(Data excerpts)
+ + + + +

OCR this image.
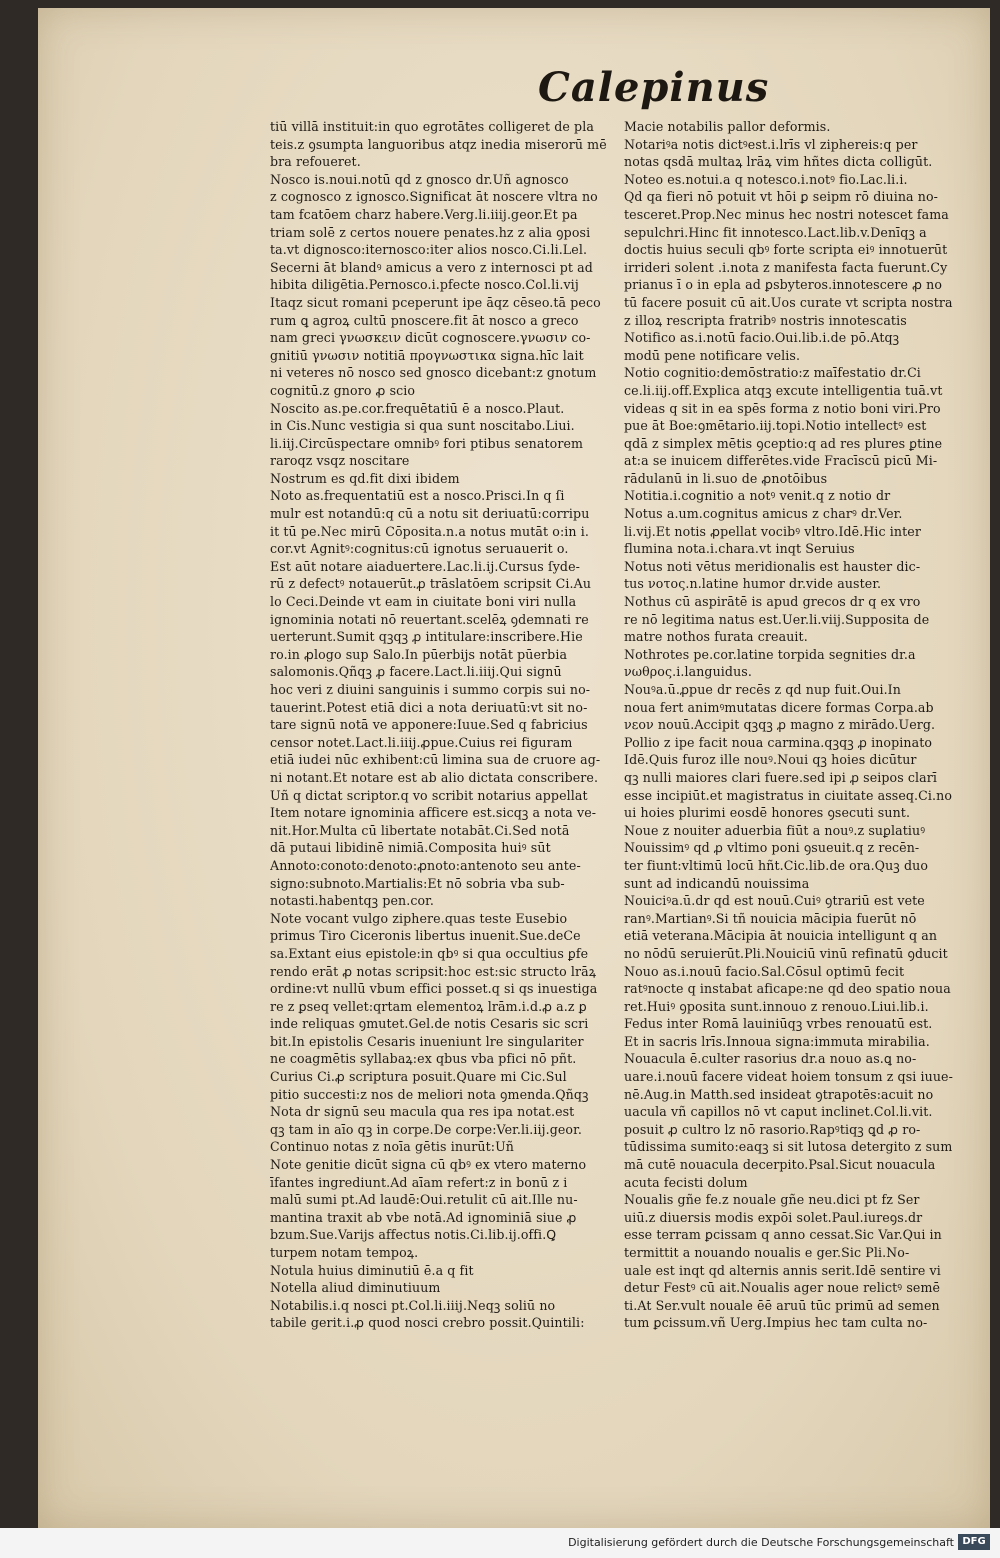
Calepinus
tiū villā instituit:in quo egrotātes colligeret de pla
teis.z ꝯsumpta languoribus atqz inedia miserorū mē
bra refoueret.
Nosco is.noui.notū qd z gnosco dr.Uñ agnosco
z cognosco z ignosco.Significat āt noscere vltra no
tam fcatōem charz habere.Verg.li.iiij.geor.Et pa
triam solē z certos nouere penates.hz z alia ꝯposi
ta.vt dignosco:iternosco:iter alios nosco.Ci.li.Lel.
Secerni āt blandꝰ amicus a vero z internosci pt ad
hibita diligētia.Pernosco.i.pfecte nosco.Col.li.vij
Itaqz sicut romani pceperunt ipe āqz cēseo.tā peco
rum ꝗ agroꝝ cultū pnoscere.fit āt nosco a greco
nam greci γνωσκειν dicūt cognoscere.γνωσιν co-
gnitiū γνωσιν notitiā προγνωστικα signa.hīc lait
ni veteres nō nosco sed gnosco dicebant:z gnotum
cognitū.z gnoro ꝓ scio
Noscito as.pe.cor.frequētatiū ē a nosco.Plaut.
in Cis.Nunc vestigia si qua sunt noscitabo.Liui.
li.iij.Circūspectare omnibꝰ fori ptibus senatorem
raroqz vsqz noscitare
Nostrum es qd.fit dixi ibidem
Noto as.frequentatiū est a nosco.Prisci.In q ſi
mulr est notandū:q cū a notu sit deriuatū:corripu
it tū pe.Nec mirū Cōposita.n.a notus mutāt o:in i.
cor.vt Agnitꝰ:cognitus:cū ignotus seruauerit o.
Est aūt notare aiaduertere.Lac.li.ij.Cursus ſyde-
rū z defectꝰ notauerūt.ꝓ trāslatōem scripsit Ci.Au
lo Ceci.Deinde vt eam in ciuitate boni viri nulla
ignominia notati nō reuertant.scelēꝝ ꝯdemnati re
uerterunt.Sumit qꝫqꝫ ꝓ intitulare:inscribere.Hie
ro.in ꝓlogo sup Salo.In pūerbijs notāt pūerbia
salomonis.Qñqꝫ ꝓ facere.Lact.li.iiij.Qui signū
hoc veri z diuini sanguinis i summo corpis sui no-
tauerint.Potest etiā dici a nota deriuatū:vt sit no-
tare signū notā ve apponere:Iuue.Sed q fabricius
censor notet.Lact.li.iiij.ꝓpue.Cuius rei figuram
etiā iudei nūc exhibent:cū limina sua de cruore ag-
ni notant.Et notare est ab alio dictata conscribere.
Uñ q dictat scriptor.q vo scribit notarius appellat
Item notare ignominia afficere est.sicqꝫ a nota ve-
nit.Hor.Multa cū libertate notabāt.Ci.Sed notā
dā putaui libidinē nimiā.Composita huiꝰ sūt
Annoto:conoto:denoto:ꝓnoto:antenoto seu ante-
signo:subnoto.Martialis:Et nō sobria vba sub-
notasti.habentqꝫ pen.cor.
Note vocant vulgo ziphere.quas teste Eusebio
primus Tiro Ciceronis libertus inuenit.Sue.deCe
sa.Extant eius epistole:in qbꝰ si qua occultius ꝑfe
rendo erāt ꝓ notas scripsit:hoc est:sic structo lrāꝝ
ordine:vt nullū vbum effici posset.q si qs inuestiga
re z ꝑseq vellet:qrtam elementoꝝ lrām.i.d.ꝓ a.z ꝑ
inde reliquas ꝯmutet.Gel.de notis Cesaris sic scri
bit.In epistolis Cesaris inueniunt lre singulariter
ne coagmētis syllabaꝝ:ex qbus vba pfici nō pñt.
Curius Ci.ꝓ scriptura posuit.Quare mi Cic.Sul
pitio succesti:z nos de meliori nota ꝯmenda.Qñqꝫ
Nota dr signū seu macula qua res ipa notat.est
qꝫ tam in aīo qꝫ in corpe.De corpe:Ver.li.iij.geor.
Continuo notas z noīa gētis inurūt:Uñ
Note genitie dicūt signa cū qbꝰ ex vtero materno
īfantes ingrediunt.Ad aīam refert:z in bonū z i
malū sumi pt.Ad laudē:Oui.retulit cū ait.Ille nu-
mantina traxit ab vbe notā.Ad ignominiā siue ꝓ
bzum.Sue.Varijs affectus notis.Ci.lib.ij.offi.Ꝗ
turpem notam tempoꝝ.
Notula huius diminutiū ē.a q fit
Notella aliud diminutiuum
Notabilis.i.q nosci pt.Col.li.iiij.Neqꝫ soliū no
tabile gerit.i.ꝓ quod nosci crebro possit.Quintili:
Macie notabilis pallor deformis.
Notariꝰa notis dictꝰest.i.lrīs vl ziphereis:q per
notas qsdā multaꝝ lrāꝝ vim hñtes dicta colligūt.
Noteo es.notui.a q notesco.i.notꝰ fio.Lac.li.i.
Qd qa fieri nō potuit vt hōi ꝑ seipm rō diuina no-
tesceret.Prop.Nec minus hec nostri notescet fama
sepulchri.Hinc fit innotesco.Lact.lib.v.Denīqꝫ a
doctis huius seculi qbꝰ forte scripta eiꝰ innotuerūt
irrideri solent .i.nota z manifesta facta fuerunt.Cy
prianus ī o in epla ad ꝑsbyteros.innotescere ꝓ no
tū facere posuit cū ait.Uos curate vt scripta nostra
z illoꝝ rescripta fratribꝰ nostris innotescatis
Notifico as.i.notū facio.Oui.lib.i.de pō.Atqꝫ
modū pene notificare velis.
Notio cognitio:demōstratio:z maīfestatio dr.Ci
ce.li.iij.off.Explica atqꝫ excute intelligentia tuā.vt
videas q sit in ea spēs forma z notio boni viri.Pro
pue āt Boe:ꝯmētario.iij.topi.Notio intellectꝰ est
qdā z simplex mētis ꝯceptio:q ad res plures ꝑtine
at:a se inuicem differētes.vide Fracīscū picū Mi-
rādulanū in li.suo de ꝓnotōibus
Notitia.i.cognitio a notꝰ venit.q z notio dr
Notus a.um.cognitus amicus z charꝰ dr.Ver.
li.vij.Et notis ꝓpellat vocibꝰ vltro.Idē.Hic inter
flumina nota.i.chara.vt inqt Seruius
Notus noti vētus meridionalis est hauster dic-
tus νοτος.n.latine humor dr.vide auster.
Nothus cū aspirātē is apud grecos dr q ex vro
re nō legitima natus est.Uer.li.viij.Supposita de
matre nothos furata creauit.
Nothrotes pe.cor.latine torpida segnities dr.a
νωθρος.i.languidus.
Nouꝰa.ū.ꝓpue dr recēs z qd nup fuit.Oui.In
noua fert animꝰmutatas dicere formas Corpa.ab
νεον nouū.Accipit qꝫqꝫ ꝓ magno z mirādo.Uerg.
Pollio z ipe facit noua carmina.qꝫqꝫ ꝓ inopinato
Idē.Quis furoz ille nouꝰ.Noui qꝫ hoies dicūtur
qꝫ nulli maiores clari fuere.sed ipi ꝓ seipos clarī
esse incipiūt.et magistratus in ciuitate asseq.Ci.no
ui hoies plurimi eosdē honores ꝯsecuti sunt.
Noue z nouiter aduerbia fiūt a nouꝰ.z suꝑlatiuꝰ
Nouissimꝰ qd ꝓ vltimo poni ꝯsueuit.q z recēn-
ter fiunt:vltimū locū hñt.Cic.lib.de ora.Quꝫ duo
sunt ad indicandū nouissima
Nouiciꝰa.ū.dr qd est nouū.Cuiꝰ ꝯtrariū est vete
ranꝰ.Martianꝰ.Si tñ nouicia mācipia fuerūt nō
etiā veterana.Mācipia āt nouicia intelligunt q an
no nōdū seruierūt.Pli.Nouiciū vinū refinatū ꝯducit
Nouo as.i.nouū facio.Sal.Cōsul optimū fecit
ratꝰnocte q instabat aficape:ne qd deo spatio noua
ret.Huiꝰ ꝯposita sunt.innouo z renouo.Liui.lib.i.
Fedus inter Romā lauiniūqꝫ vrbes renouatū est.
Et in sacris lrīs.Innoua signa:immuta mirabilia.
Nouacula ē.culter rasorius dr.a nouo as.ꝗ no-
uare.i.nouū facere videat hoiem tonsum z qsi iuue-
nē.Aug.in Matth.sed insideat ꝯtrapotēs:acuit no
uacula vñ capillos nō vt caput inclinet.Col.li.vit.
posuit ꝓ cultro lz nō rasorio.Rapꝰtiqꝫ ꝗd ꝓ ro-
tūdissima sumito:eaqꝫ si sit lutosa detergito z sum
mā cutē nouacula decerpito.Psal.Sicut nouacula
acuta fecisti dolum
Noualis gñe fe.z nouale gñe neu.dici pt fz Ser
uiū.z diuersis modis expōi solet.Paul.iureꝯs.dr
esse terram ꝑcissam q anno cessat.Sic Var.Qui in
termittit a nouando noualis e ger.Sic Pli.No-
uale est inqt qd alternis annis serit.Idē sentire vi
detur Festꝰ cū ait.Noualis ager noue relictꝰ semē
ti.At Ser.vult nouale ēē aruū tūc primū ad semen
tum ꝑcissum.vñ Uerg.Impius hec tam culta no-
Digitalisierung gefördert durch die Deutsche Forschungsgemeinschaft DFG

+ + + + +

Identify each line of the material where the word "ciuitate" shows up, and copy it.

RESPONSE TO THE TASK
lo Ceci.Deinde vt eam in ciuitate boni viri nulla
esse incipiūt.et magistratus in ciuitate asseq.Ci.no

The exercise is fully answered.